[A run of records]
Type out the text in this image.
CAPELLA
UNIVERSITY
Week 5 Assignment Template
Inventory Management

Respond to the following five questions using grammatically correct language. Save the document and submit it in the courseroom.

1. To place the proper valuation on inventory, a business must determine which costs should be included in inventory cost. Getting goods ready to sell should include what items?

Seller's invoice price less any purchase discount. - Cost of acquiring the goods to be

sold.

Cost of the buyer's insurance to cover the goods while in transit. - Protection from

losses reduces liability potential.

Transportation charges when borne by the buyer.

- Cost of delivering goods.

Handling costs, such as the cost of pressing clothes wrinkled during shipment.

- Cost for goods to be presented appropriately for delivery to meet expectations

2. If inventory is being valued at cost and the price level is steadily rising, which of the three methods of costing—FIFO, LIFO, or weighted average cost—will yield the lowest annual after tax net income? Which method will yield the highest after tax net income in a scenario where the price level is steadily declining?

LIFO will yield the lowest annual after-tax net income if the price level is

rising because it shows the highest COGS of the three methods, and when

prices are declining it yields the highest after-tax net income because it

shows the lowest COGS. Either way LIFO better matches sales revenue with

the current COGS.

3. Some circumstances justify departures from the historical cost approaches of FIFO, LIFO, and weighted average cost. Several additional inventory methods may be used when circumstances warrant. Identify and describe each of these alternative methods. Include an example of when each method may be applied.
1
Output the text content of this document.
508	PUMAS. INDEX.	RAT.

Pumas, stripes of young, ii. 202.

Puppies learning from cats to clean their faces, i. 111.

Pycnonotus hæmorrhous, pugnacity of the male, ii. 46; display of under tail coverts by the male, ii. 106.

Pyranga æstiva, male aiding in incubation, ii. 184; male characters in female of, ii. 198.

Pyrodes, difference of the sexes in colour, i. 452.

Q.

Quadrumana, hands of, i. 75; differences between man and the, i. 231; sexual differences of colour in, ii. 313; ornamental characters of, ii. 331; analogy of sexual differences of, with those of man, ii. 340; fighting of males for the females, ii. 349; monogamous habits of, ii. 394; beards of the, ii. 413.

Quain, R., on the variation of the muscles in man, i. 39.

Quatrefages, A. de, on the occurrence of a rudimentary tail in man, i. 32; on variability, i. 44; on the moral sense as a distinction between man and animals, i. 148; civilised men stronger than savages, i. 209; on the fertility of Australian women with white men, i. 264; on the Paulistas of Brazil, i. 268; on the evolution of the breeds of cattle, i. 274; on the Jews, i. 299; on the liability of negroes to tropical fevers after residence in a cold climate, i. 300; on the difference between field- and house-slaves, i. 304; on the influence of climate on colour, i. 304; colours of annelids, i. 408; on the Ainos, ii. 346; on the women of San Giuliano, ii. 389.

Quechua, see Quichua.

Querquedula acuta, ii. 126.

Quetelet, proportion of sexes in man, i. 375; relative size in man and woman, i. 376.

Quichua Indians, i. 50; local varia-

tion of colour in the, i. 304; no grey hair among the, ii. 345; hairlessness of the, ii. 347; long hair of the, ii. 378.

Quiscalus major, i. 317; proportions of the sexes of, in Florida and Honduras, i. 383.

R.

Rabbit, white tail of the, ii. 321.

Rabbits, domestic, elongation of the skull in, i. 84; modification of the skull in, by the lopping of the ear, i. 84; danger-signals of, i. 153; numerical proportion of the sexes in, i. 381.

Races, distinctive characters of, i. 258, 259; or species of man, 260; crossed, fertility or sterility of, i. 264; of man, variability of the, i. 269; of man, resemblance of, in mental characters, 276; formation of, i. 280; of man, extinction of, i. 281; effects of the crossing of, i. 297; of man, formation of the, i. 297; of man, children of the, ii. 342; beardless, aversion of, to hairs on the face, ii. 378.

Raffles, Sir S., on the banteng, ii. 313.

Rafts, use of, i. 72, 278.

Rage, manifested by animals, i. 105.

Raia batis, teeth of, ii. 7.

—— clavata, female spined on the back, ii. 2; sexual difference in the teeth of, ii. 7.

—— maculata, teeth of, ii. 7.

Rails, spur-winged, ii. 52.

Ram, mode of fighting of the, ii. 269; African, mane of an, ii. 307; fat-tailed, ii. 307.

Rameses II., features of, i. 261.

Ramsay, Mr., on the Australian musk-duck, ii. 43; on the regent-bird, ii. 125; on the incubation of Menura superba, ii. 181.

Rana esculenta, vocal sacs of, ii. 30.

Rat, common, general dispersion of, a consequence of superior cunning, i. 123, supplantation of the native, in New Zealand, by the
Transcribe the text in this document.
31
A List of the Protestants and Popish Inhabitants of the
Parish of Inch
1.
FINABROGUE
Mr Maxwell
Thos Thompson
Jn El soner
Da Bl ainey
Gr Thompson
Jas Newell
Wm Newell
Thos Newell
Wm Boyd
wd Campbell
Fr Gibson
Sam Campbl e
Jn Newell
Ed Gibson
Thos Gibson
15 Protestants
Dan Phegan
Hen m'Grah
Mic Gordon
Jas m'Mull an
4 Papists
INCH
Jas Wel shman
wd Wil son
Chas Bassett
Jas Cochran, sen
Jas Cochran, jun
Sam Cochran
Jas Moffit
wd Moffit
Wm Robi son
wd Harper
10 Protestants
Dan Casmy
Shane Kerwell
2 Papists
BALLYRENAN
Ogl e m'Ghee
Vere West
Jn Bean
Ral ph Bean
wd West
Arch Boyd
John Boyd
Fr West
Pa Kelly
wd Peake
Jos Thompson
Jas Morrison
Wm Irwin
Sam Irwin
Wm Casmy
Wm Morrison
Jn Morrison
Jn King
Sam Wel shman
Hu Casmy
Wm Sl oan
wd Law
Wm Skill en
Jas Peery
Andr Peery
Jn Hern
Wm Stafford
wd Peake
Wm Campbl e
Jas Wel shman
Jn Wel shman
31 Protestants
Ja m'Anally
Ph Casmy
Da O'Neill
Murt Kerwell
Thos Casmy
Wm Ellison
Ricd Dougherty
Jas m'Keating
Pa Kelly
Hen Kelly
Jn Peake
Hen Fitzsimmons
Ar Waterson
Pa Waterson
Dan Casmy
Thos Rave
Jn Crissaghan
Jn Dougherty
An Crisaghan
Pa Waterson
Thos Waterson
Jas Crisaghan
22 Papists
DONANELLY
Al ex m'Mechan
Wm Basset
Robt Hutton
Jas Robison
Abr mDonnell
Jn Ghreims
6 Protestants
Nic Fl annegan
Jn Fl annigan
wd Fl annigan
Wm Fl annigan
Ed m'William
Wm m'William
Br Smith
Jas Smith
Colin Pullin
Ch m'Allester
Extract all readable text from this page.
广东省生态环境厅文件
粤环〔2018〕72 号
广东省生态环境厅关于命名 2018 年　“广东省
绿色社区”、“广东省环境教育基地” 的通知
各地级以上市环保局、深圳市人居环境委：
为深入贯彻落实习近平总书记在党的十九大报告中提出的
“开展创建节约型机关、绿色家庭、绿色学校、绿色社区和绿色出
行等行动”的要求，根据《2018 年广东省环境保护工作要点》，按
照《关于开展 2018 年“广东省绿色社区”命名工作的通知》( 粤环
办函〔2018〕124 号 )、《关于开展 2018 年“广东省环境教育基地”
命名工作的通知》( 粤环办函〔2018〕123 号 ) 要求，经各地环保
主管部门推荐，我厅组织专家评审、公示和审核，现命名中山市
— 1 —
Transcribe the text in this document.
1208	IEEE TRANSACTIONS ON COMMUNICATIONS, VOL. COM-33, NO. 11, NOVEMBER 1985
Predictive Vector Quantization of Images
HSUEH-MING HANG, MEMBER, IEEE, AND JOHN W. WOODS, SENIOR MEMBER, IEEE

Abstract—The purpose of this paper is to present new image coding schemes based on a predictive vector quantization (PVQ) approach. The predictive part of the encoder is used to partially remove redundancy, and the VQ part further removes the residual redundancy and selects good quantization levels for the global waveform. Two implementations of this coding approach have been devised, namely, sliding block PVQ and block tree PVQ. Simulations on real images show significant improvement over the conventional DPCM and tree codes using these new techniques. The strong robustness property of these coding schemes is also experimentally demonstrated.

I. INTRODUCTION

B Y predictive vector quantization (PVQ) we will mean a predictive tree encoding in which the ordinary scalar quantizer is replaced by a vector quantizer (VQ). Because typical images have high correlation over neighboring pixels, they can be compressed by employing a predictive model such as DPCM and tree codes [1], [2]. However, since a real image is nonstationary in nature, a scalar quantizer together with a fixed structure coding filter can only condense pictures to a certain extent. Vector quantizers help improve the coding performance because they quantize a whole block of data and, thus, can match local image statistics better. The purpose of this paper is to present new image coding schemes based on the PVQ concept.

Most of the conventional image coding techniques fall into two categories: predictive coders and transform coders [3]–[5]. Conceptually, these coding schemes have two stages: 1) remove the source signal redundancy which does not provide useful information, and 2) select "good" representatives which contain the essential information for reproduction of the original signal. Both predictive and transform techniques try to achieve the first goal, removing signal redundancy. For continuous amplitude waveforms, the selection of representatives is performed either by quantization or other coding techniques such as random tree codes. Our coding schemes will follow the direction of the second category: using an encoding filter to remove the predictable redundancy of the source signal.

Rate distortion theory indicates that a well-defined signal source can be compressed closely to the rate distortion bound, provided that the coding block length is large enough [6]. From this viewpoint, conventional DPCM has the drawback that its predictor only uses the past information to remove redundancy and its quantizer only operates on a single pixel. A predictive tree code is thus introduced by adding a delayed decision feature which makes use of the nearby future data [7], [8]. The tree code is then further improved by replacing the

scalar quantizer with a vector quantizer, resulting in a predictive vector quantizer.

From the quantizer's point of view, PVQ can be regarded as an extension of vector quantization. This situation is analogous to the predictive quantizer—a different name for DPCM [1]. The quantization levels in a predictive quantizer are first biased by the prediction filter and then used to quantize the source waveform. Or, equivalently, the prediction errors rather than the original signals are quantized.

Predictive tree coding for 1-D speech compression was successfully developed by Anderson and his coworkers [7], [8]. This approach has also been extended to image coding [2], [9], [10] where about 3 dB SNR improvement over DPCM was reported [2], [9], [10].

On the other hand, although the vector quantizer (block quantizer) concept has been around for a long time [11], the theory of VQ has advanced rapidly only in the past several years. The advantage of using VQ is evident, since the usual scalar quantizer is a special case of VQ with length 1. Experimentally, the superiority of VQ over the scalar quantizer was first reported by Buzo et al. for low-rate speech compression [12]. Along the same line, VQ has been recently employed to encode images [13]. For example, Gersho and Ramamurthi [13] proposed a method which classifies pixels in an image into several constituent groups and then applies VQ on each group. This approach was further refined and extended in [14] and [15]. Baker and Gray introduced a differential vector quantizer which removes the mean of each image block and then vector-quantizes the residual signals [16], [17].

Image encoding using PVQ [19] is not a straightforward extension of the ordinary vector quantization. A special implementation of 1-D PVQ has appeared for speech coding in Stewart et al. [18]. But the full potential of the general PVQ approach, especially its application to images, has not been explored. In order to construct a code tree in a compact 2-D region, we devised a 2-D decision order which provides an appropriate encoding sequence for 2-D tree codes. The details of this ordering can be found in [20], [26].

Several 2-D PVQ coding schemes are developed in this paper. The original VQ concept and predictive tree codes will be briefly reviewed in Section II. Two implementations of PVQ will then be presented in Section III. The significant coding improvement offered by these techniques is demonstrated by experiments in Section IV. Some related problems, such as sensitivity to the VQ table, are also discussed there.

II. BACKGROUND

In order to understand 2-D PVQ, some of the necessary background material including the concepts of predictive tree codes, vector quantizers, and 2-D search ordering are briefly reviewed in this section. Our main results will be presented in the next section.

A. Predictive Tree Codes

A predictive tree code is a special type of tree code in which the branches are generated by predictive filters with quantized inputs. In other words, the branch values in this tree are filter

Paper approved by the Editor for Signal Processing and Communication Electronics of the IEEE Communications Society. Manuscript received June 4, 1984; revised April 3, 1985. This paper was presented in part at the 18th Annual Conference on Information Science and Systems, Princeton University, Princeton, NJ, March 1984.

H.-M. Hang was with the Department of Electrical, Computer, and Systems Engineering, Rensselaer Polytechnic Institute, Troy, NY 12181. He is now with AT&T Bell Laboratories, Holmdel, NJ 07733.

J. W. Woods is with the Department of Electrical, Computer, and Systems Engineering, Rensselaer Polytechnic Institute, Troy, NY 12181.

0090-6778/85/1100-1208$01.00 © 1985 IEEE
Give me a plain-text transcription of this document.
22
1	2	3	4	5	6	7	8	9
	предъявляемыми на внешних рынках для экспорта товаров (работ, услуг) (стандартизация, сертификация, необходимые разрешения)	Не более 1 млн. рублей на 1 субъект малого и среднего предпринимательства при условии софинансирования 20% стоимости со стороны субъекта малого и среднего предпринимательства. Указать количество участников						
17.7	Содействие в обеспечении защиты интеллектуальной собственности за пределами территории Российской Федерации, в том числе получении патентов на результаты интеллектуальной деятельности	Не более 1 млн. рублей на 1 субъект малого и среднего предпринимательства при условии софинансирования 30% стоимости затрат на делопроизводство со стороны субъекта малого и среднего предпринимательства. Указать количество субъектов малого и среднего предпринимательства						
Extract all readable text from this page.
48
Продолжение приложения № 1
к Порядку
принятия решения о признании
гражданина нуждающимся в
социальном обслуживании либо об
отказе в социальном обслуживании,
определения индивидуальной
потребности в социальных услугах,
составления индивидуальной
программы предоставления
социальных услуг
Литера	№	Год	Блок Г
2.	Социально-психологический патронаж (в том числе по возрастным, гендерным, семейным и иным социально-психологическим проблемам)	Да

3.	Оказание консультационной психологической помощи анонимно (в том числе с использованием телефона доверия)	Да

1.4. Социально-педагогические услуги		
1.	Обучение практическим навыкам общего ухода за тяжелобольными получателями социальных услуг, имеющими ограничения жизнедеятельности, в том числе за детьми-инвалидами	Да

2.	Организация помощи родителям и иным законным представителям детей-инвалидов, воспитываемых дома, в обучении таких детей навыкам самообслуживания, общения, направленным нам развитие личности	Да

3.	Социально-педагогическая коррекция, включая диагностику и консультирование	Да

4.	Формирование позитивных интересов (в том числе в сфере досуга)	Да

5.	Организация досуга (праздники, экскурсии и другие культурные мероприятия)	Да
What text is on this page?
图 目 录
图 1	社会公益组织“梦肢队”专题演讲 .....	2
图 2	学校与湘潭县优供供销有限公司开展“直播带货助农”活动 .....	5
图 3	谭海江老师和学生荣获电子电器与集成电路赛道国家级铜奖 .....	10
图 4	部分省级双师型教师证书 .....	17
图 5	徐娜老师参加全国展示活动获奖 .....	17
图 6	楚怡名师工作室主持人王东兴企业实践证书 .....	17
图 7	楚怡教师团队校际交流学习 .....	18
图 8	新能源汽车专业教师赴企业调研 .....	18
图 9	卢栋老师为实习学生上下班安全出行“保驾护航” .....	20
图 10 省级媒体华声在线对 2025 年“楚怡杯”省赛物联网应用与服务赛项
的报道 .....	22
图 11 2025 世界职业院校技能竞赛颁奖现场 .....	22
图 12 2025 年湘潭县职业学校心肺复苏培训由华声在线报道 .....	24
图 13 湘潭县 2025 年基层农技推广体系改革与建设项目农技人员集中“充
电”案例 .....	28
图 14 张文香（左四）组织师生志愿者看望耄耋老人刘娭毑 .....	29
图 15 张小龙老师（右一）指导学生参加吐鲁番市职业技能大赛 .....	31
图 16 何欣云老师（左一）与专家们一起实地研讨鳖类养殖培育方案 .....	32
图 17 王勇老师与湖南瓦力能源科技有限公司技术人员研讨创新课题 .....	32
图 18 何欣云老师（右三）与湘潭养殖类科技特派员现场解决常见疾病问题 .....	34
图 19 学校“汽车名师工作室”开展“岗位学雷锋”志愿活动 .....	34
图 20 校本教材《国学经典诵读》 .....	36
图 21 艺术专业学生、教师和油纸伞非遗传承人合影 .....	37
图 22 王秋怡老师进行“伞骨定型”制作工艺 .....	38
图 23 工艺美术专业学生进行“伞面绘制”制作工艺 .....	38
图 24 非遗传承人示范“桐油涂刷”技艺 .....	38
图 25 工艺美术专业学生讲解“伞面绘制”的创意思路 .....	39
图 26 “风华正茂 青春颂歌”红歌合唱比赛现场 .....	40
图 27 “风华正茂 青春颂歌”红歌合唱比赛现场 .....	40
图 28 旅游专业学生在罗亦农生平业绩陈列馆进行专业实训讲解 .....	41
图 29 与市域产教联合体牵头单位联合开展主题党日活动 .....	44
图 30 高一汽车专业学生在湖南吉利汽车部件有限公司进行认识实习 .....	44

• **EXERCISE**
Print from the line containing "What text is on this page?" to the last line above, exactly as written.

• **EXERCISE ANSWER**
What text is on this page?
图 目 录
图 1	社会公益组织“梦肢队”专题演讲 .....	2
图 2	学校与湘潭县优供供销有限公司开展“直播带货助农”活动 .....	5
图 3	谭海江老师和学生荣获电子电器与集成电路赛道国家级铜奖 .....	10
图 4	部分省级双师型教师证书 .....	17
图 5	徐娜老师参加全国展示活动获奖 .....	17
图 6	楚怡名师工作室主持人王东兴企业实践证书 .....	17
图 7	楚怡教师团队校际交流学习 .....	18
图 8	新能源汽车专业教师赴企业调研 .....	18
图 9	卢栋老师为实习学生上下班安全出行“保驾护航” .....	20
图 10 省级媒体华声在线对 2025 年“楚怡杯”省赛物联网应用与服务赛项
的报道 .....	22
图 11 2025 世界职业院校技能竞赛颁奖现场 .....	22
图 12 2025 年湘潭县职业学校心肺复苏培训由华声在线报道 .....	24
图 13 湘潭县 2025 年基层农技推广体系改革与建设项目农技人员集中“充
电”案例 .....	28
图 14 张文香（左四）组织师生志愿者看望耄耋老人刘娭毑 .....	29
图 15 张小龙老师（右一）指导学生参加吐鲁番市职业技能大赛 .....	31
图 16 何欣云老师（左一）与专家们一起实地研讨鳖类养殖培育方案 .....	32
图 17 王勇老师与湖南瓦力能源科技有限公司技术人员研讨创新课题 .....	32
图 18 何欣云老师（右三）与湘潭养殖类科技特派员现场解决常见疾病问题 .....	34
图 19 学校“汽车名师工作室”开展“岗位学雷锋”志愿活动 .....	34
图 20 校本教材《国学经典诵读》 .....	36
图 21 艺术专业学生、教师和油纸伞非遗传承人合影 .....	37
图 22 王秋怡老师进行“伞骨定型”制作工艺 .....	38
图 23 工艺美术专业学生进行“伞面绘制”制作工艺 .....	38
图 24 非遗传承人示范“桐油涂刷”技艺 .....	38
图 25 工艺美术专业学生讲解“伞面绘制”的创意思路 .....	39
图 26 “风华正茂 青春颂歌”红歌合唱比赛现场 .....	40
图 27 “风华正茂 青春颂歌”红歌合唱比赛现场 .....	40
图 28 旅游专业学生在罗亦农生平业绩陈列馆进行专业实训讲解 .....	41
图 29 与市域产教联合体牵头单位联合开展主题党日活动 .....	44
图 30 高一汽车专业学生在湖南吉利汽车部件有限公司进行认识实习 .....	44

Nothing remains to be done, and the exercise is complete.